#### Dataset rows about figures
═══

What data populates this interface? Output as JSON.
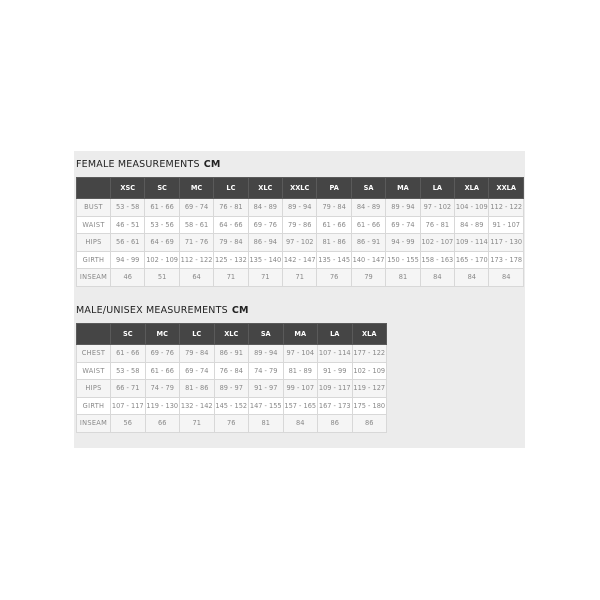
{
  "female": {
    "title": "FEMALE MEASUREMENTS",
    "unit": "CM",
    "sizes": [
      "XSC",
      "SC",
      "MC",
      "LC",
      "XLC",
      "XXLC",
      "PA",
      "SA",
      "MA",
      "LA",
      "XLA",
      "XXLA"
    ],
    "rows": [
      {
        "label": "BUST",
        "values": [
          "53 - 58",
          "61 - 66",
          "69 - 74",
          "76 - 81",
          "84 - 89",
          "89 - 94",
          "79 - 84",
          "84 - 89",
          "89 - 94",
          "97 - 102",
          "104 - 109",
          "112 - 122"
        ]
      },
      {
        "label": "WAIST",
        "values": [
          "46 - 51",
          "53 - 56",
          "58 - 61",
          "64 - 66",
          "69 - 76",
          "79 - 86",
          "61 - 66",
          "61 - 66",
          "69 - 74",
          "76 - 81",
          "84 - 89",
          "91 - 107"
        ]
      },
      {
        "label": "HIPS",
        "values": [
          "56 - 61",
          "64 - 69",
          "71 - 76",
          "79 - 84",
          "86 - 94",
          "97 - 102",
          "81 - 86",
          "86 - 91",
          "94 - 99",
          "102 - 107",
          "109 - 114",
          "117 - 130"
        ]
      },
      {
        "label": "GIRTH",
        "values": [
          "94 - 99",
          "102 - 109",
          "112 - 122",
          "125 - 132",
          "135 - 140",
          "142 - 147",
          "135 - 145",
          "140 - 147",
          "150 - 155",
          "158 - 163",
          "165 - 170",
          "173 - 178"
        ]
      },
      {
        "label": "INSEAM",
        "values": [
          "46",
          "51",
          "64",
          "71",
          "71",
          "71",
          "76",
          "79",
          "81",
          "84",
          "84",
          "84"
        ]
      }
    ]
  },
  "male": {
    "title": "MALE/UNISEX MEASUREMENTS",
    "unit": "CM",
    "sizes": [
      "SC",
      "MC",
      "LC",
      "XLC",
      "SA",
      "MA",
      "LA",
      "XLA"
    ],
    "rows": [
      {
        "label": "CHEST",
        "values": [
          "61 - 66",
          "69 - 76",
          "79 - 84",
          "86 - 91",
          "89 - 94",
          "97 - 104",
          "107 - 114",
          "177 - 122"
        ]
      },
      {
        "label": "WAIST",
        "values": [
          "53 - 58",
          "61 - 66",
          "69 - 74",
          "76 - 84",
          "74 - 79",
          "81 - 89",
          "91 - 99",
          "102 - 109"
        ]
      },
      {
        "label": "HIPS",
        "values": [
          "66 - 71",
          "74 - 79",
          "81 - 86",
          "89 - 97",
          "91 - 97",
          "99 - 107",
          "109 - 117",
          "119 - 127"
        ]
      },
      {
        "label": "GIRTH",
        "values": [
          "107 - 117",
          "119 - 130",
          "132 - 142",
          "145 - 152",
          "147 - 155",
          "157 - 165",
          "167 - 173",
          "175 - 180"
        ]
      },
      {
        "label": "INSEAM",
        "values": [
          "56",
          "66",
          "71",
          "76",
          "81",
          "84",
          "86",
          "86"
        ]
      }
    ]
  }
}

═══

#### Exercise directions
Take the entries shown above and quote them verbatim, passing over the pictures.

#### Complete response
What data populates this interface? Output as JSON.
{
  "female": {
    "title": "FEMALE MEASUREMENTS",
    "unit": "CM",
    "sizes": [
      "XSC",
      "SC",
      "MC",
      "LC",
      "XLC",
      "XXLC",
      "PA",
      "SA",
      "MA",
      "LA",
      "XLA",
      "XXLA"
    ],
    "rows": [
      {
        "label": "BUST",
        "values": [
          "53 - 58",
          "61 - 66",
          "69 - 74",
          "76 - 81",
          "84 - 89",
          "89 - 94",
          "79 - 84",
          "84 - 89",
          "89 - 94",
          "97 - 102",
          "104 - 109",
          "112 - 122"
        ]
      },
      {
        "label": "WAIST",
        "values": [
          "46 - 51",
          "53 - 56",
          "58 - 61",
          "64 - 66",
          "69 - 76",
          "79 - 86",
          "61 - 66",
          "61 - 66",
          "69 - 74",
          "76 - 81",
          "84 - 89",
          "91 - 107"
        ]
      },
      {
        "label": "HIPS",
        "values": [
          "56 - 61",
          "64 - 69",
          "71 - 76",
          "79 - 84",
          "86 - 94",
          "97 - 102",
          "81 - 86",
          "86 - 91",
          "94 - 99",
          "102 - 107",
          "109 - 114",
          "117 - 130"
        ]
      },
      {
        "label": "GIRTH",
        "values": [
          "94 - 99",
          "102 - 109",
          "112 - 122",
          "125 - 132",
          "135 - 140",
          "142 - 147",
          "135 - 145",
          "140 - 147",
          "150 - 155",
          "158 - 163",
          "165 - 170",
          "173 - 178"
        ]
      },
      {
        "label": "INSEAM",
        "values": [
          "46",
          "51",
          "64",
          "71",
          "71",
          "71",
          "76",
          "79",
          "81",
          "84",
          "84",
          "84"
        ]
      }
    ]
  },
  "male": {
    "title": "MALE/UNISEX MEASUREMENTS",
    "unit": "CM",
    "sizes": [
      "SC",
      "MC",
      "LC",
      "XLC",
      "SA",
      "MA",
      "LA",
      "XLA"
    ],
    "rows": [
      {
        "label": "CHEST",
        "values": [
          "61 - 66",
          "69 - 76",
          "79 - 84",
          "86 - 91",
          "89 - 94",
          "97 - 104",
          "107 - 114",
          "177 - 122"
        ]
      },
      {
        "label": "WAIST",
        "values": [
          "53 - 58",
          "61 - 66",
          "69 - 74",
          "76 - 84",
          "74 - 79",
          "81 - 89",
          "91 - 99",
          "102 - 109"
        ]
      },
      {
        "label": "HIPS",
        "values": [
          "66 - 71",
          "74 - 79",
          "81 - 86",
          "89 - 97",
          "91 - 97",
          "99 - 107",
          "109 - 117",
          "119 - 127"
        ]
      },
      {
        "label": "GIRTH",
        "values": [
          "107 - 117",
          "119 - 130",
          "132 - 142",
          "145 - 152",
          "147 - 155",
          "157 - 165",
          "167 - 173",
          "175 - 180"
        ]
      },
      {
        "label": "INSEAM",
        "values": [
          "56",
          "66",
          "71",
          "76",
          "81",
          "84",
          "86",
          "86"
        ]
      }
    ]
  }
}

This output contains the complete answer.